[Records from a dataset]
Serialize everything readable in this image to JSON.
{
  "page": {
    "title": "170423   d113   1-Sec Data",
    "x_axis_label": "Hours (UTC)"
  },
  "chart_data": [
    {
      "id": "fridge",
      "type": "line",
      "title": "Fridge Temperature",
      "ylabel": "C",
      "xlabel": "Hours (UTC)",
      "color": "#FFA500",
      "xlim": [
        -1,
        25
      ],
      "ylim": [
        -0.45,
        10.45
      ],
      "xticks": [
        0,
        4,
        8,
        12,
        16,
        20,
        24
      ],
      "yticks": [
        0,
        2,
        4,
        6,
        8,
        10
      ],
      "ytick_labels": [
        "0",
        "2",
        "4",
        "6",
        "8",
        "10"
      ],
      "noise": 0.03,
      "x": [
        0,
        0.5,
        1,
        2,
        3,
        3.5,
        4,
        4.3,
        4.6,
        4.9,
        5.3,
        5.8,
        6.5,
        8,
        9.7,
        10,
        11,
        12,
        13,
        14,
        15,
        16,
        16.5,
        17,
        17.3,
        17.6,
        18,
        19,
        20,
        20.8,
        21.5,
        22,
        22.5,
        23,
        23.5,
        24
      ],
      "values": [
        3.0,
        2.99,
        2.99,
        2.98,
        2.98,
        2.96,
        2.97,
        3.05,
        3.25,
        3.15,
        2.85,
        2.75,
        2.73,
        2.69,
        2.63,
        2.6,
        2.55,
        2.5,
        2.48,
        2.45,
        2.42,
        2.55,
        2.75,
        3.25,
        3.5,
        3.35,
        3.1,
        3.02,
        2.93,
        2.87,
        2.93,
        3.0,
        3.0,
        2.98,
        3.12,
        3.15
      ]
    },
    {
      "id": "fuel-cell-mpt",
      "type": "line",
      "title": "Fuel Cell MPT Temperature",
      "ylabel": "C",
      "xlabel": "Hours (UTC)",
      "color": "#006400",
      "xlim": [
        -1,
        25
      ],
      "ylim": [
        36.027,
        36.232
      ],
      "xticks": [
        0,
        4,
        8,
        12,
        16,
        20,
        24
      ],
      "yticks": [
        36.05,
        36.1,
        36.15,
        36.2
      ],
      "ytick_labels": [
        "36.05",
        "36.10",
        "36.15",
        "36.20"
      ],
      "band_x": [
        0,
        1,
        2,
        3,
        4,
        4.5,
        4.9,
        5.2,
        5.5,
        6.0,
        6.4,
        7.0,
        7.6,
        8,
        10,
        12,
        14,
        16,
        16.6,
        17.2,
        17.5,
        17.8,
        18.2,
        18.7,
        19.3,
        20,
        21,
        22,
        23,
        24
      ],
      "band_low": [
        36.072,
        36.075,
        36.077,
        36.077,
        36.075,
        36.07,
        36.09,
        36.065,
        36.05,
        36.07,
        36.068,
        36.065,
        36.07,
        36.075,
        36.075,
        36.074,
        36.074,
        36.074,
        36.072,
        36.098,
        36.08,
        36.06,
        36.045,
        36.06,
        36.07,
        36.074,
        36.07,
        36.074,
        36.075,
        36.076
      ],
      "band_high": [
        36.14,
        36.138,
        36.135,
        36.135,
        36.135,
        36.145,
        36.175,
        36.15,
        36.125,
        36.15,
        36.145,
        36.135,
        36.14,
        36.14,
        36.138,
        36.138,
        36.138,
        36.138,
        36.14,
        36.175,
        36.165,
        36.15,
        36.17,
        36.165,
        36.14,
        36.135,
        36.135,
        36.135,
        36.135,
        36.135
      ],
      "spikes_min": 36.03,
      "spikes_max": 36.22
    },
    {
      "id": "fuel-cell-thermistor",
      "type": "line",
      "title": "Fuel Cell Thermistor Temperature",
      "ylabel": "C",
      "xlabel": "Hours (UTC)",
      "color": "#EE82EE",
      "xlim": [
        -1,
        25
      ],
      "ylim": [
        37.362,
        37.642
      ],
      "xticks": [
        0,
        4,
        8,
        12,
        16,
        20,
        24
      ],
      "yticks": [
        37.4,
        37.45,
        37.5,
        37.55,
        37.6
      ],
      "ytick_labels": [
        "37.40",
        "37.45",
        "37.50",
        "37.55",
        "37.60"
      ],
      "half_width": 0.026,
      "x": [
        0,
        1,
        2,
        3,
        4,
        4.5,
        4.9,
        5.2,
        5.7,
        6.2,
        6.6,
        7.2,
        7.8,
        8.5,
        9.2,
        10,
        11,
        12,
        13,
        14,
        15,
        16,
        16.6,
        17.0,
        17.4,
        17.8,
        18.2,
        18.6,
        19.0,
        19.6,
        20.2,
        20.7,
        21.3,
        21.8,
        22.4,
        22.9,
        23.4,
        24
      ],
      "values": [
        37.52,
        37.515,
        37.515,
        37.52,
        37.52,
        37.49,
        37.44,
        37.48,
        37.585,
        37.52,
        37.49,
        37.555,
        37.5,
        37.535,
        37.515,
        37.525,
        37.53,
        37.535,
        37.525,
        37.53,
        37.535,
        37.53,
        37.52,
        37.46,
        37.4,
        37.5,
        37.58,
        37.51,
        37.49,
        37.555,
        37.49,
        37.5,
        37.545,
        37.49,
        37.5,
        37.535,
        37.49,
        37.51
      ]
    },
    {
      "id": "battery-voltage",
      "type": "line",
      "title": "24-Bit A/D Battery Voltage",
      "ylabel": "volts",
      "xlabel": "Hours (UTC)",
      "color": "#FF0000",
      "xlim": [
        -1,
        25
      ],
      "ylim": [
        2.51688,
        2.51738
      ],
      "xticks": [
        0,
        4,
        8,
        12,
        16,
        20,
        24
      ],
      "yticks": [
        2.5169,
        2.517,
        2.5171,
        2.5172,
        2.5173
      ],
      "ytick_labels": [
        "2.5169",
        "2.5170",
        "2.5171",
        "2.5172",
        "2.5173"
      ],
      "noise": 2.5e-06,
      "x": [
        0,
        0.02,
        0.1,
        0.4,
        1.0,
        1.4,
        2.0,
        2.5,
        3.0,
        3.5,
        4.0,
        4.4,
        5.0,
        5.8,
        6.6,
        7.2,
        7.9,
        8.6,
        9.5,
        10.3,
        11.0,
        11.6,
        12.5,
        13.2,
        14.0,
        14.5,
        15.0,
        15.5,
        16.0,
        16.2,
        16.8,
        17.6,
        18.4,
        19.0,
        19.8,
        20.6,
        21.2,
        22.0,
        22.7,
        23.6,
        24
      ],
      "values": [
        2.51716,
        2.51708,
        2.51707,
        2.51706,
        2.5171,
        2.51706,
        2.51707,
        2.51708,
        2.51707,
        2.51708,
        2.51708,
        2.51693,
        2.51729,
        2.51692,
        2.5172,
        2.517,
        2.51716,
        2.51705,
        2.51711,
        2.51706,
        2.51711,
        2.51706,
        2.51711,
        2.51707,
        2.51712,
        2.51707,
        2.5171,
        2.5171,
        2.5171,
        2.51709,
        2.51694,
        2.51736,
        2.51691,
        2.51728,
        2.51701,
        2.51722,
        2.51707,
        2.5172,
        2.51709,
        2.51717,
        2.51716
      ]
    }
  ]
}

■ GIVEN TASK
Take the lines above and print them exactly.

■ EXPECTED ANSWER
Serialize everything readable in this image to JSON.
{
  "page": {
    "title": "170423   d113   1-Sec Data",
    "x_axis_label": "Hours (UTC)"
  },
  "chart_data": [
    {
      "id": "fridge",
      "type": "line",
      "title": "Fridge Temperature",
      "ylabel": "C",
      "xlabel": "Hours (UTC)",
      "color": "#FFA500",
      "xlim": [
        -1,
        25
      ],
      "ylim": [
        -0.45,
        10.45
      ],
      "xticks": [
        0,
        4,
        8,
        12,
        16,
        20,
        24
      ],
      "yticks": [
        0,
        2,
        4,
        6,
        8,
        10
      ],
      "ytick_labels": [
        "0",
        "2",
        "4",
        "6",
        "8",
        "10"
      ],
      "noise": 0.03,
      "x": [
        0,
        0.5,
        1,
        2,
        3,
        3.5,
        4,
        4.3,
        4.6,
        4.9,
        5.3,
        5.8,
        6.5,
        8,
        9.7,
        10,
        11,
        12,
        13,
        14,
        15,
        16,
        16.5,
        17,
        17.3,
        17.6,
        18,
        19,
        20,
        20.8,
        21.5,
        22,
        22.5,
        23,
        23.5,
        24
      ],
      "values": [
        3.0,
        2.99,
        2.99,
        2.98,
        2.98,
        2.96,
        2.97,
        3.05,
        3.25,
        3.15,
        2.85,
        2.75,
        2.73,
        2.69,
        2.63,
        2.6,
        2.55,
        2.5,
        2.48,
        2.45,
        2.42,
        2.55,
        2.75,
        3.25,
        3.5,
        3.35,
        3.1,
        3.02,
        2.93,
        2.87,
        2.93,
        3.0,
        3.0,
        2.98,
        3.12,
        3.15
      ]
    },
    {
      "id": "fuel-cell-mpt",
      "type": "line",
      "title": "Fuel Cell MPT Temperature",
      "ylabel": "C",
      "xlabel": "Hours (UTC)",
      "color": "#006400",
      "xlim": [
        -1,
        25
      ],
      "ylim": [
        36.027,
        36.232
      ],
      "xticks": [
        0,
        4,
        8,
        12,
        16,
        20,
        24
      ],
      "yticks": [
        36.05,
        36.1,
        36.15,
        36.2
      ],
      "ytick_labels": [
        "36.05",
        "36.10",
        "36.15",
        "36.20"
      ],
      "band_x": [
        0,
        1,
        2,
        3,
        4,
        4.5,
        4.9,
        5.2,
        5.5,
        6.0,
        6.4,
        7.0,
        7.6,
        8,
        10,
        12,
        14,
        16,
        16.6,
        17.2,
        17.5,
        17.8,
        18.2,
        18.7,
        19.3,
        20,
        21,
        22,
        23,
        24
      ],
      "band_low": [
        36.072,
        36.075,
        36.077,
        36.077,
        36.075,
        36.07,
        36.09,
        36.065,
        36.05,
        36.07,
        36.068,
        36.065,
        36.07,
        36.075,
        36.075,
        36.074,
        36.074,
        36.074,
        36.072,
        36.098,
        36.08,
        36.06,
        36.045,
        36.06,
        36.07,
        36.074,
        36.07,
        36.074,
        36.075,
        36.076
      ],
      "band_high": [
        36.14,
        36.138,
        36.135,
        36.135,
        36.135,
        36.145,
        36.175,
        36.15,
        36.125,
        36.15,
        36.145,
        36.135,
        36.14,
        36.14,
        36.138,
        36.138,
        36.138,
        36.138,
        36.14,
        36.175,
        36.165,
        36.15,
        36.17,
        36.165,
        36.14,
        36.135,
        36.135,
        36.135,
        36.135,
        36.135
      ],
      "spikes_min": 36.03,
      "spikes_max": 36.22
    },
    {
      "id": "fuel-cell-thermistor",
      "type": "line",
      "title": "Fuel Cell Thermistor Temperature",
      "ylabel": "C",
      "xlabel": "Hours (UTC)",
      "color": "#EE82EE",
      "xlim": [
        -1,
        25
      ],
      "ylim": [
        37.362,
        37.642
      ],
      "xticks": [
        0,
        4,
        8,
        12,
        16,
        20,
        24
      ],
      "yticks": [
        37.4,
        37.45,
        37.5,
        37.55,
        37.6
      ],
      "ytick_labels": [
        "37.40",
        "37.45",
        "37.50",
        "37.55",
        "37.60"
      ],
      "half_width": 0.026,
      "x": [
        0,
        1,
        2,
        3,
        4,
        4.5,
        4.9,
        5.2,
        5.7,
        6.2,
        6.6,
        7.2,
        7.8,
        8.5,
        9.2,
        10,
        11,
        12,
        13,
        14,
        15,
        16,
        16.6,
        17.0,
        17.4,
        17.8,
        18.2,
        18.6,
        19.0,
        19.6,
        20.2,
        20.7,
        21.3,
        21.8,
        22.4,
        22.9,
        23.4,
        24
      ],
      "values": [
        37.52,
        37.515,
        37.515,
        37.52,
        37.52,
        37.49,
        37.44,
        37.48,
        37.585,
        37.52,
        37.49,
        37.555,
        37.5,
        37.535,
        37.515,
        37.525,
        37.53,
        37.535,
        37.525,
        37.53,
        37.535,
        37.53,
        37.52,
        37.46,
        37.4,
        37.5,
        37.58,
        37.51,
        37.49,
        37.555,
        37.49,
        37.5,
        37.545,
        37.49,
        37.5,
        37.535,
        37.49,
        37.51
      ]
    },
    {
      "id": "battery-voltage",
      "type": "line",
      "title": "24-Bit A/D Battery Voltage",
      "ylabel": "volts",
      "xlabel": "Hours (UTC)",
      "color": "#FF0000",
      "xlim": [
        -1,
        25
      ],
      "ylim": [
        2.51688,
        2.51738
      ],
      "xticks": [
        0,
        4,
        8,
        12,
        16,
        20,
        24
      ],
      "yticks": [
        2.5169,
        2.517,
        2.5171,
        2.5172,
        2.5173
      ],
      "ytick_labels": [
        "2.5169",
        "2.5170",
        "2.5171",
        "2.5172",
        "2.5173"
      ],
      "noise": 2.5e-06,
      "x": [
        0,
        0.02,
        0.1,
        0.4,
        1.0,
        1.4,
        2.0,
        2.5,
        3.0,
        3.5,
        4.0,
        4.4,
        5.0,
        5.8,
        6.6,
        7.2,
        7.9,
        8.6,
        9.5,
        10.3,
        11.0,
        11.6,
        12.5,
        13.2,
        14.0,
        14.5,
        15.0,
        15.5,
        16.0,
        16.2,
        16.8,
        17.6,
        18.4,
        19.0,
        19.8,
        20.6,
        21.2,
        22.0,
        22.7,
        23.6,
        24
      ],
      "values": [
        2.51716,
        2.51708,
        2.51707,
        2.51706,
        2.5171,
        2.51706,
        2.51707,
        2.51708,
        2.51707,
        2.51708,
        2.51708,
        2.51693,
        2.51729,
        2.51692,
        2.5172,
        2.517,
        2.51716,
        2.51705,
        2.51711,
        2.51706,
        2.51711,
        2.51706,
        2.51711,
        2.51707,
        2.51712,
        2.51707,
        2.5171,
        2.5171,
        2.5171,
        2.51709,
        2.51694,
        2.51736,
        2.51691,
        2.51728,
        2.51701,
        2.51722,
        2.51707,
        2.5172,
        2.51709,
        2.51717,
        2.51716
      ]
    }
  ]
}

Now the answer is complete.